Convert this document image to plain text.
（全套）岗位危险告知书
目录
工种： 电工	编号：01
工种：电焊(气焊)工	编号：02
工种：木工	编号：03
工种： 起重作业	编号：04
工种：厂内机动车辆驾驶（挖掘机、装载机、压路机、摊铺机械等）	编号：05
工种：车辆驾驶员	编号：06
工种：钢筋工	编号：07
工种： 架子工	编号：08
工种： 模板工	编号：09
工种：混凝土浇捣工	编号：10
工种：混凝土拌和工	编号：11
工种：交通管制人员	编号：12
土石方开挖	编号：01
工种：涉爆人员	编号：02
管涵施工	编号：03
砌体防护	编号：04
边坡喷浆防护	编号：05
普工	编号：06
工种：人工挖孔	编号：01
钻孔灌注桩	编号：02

──────────

Transcribe all of the material exactly. Omit nothing.

Convert this document image to plain text.
（全套）岗位危险告知书
目录
工种： 电工	编号：01
工种：电焊(气焊)工	编号：02
工种：木工	编号：03
工种： 起重作业	编号：04
工种：厂内机动车辆驾驶（挖掘机、装载机、压路机、摊铺机械等）	编号：05
工种：车辆驾驶员	编号：06
工种：钢筋工	编号：07
工种： 架子工	编号：08
工种： 模板工	编号：09
工种：混凝土浇捣工	编号：10
工种：混凝土拌和工	编号：11
工种：交通管制人员	编号：12
土石方开挖	编号：01
工种：涉爆人员	编号：02
管涵施工	编号：03
砌体防护	编号：04
边坡喷浆防护	编号：05
普工	编号：06
工种：人工挖孔	编号：01
钻孔灌注桩	编号：02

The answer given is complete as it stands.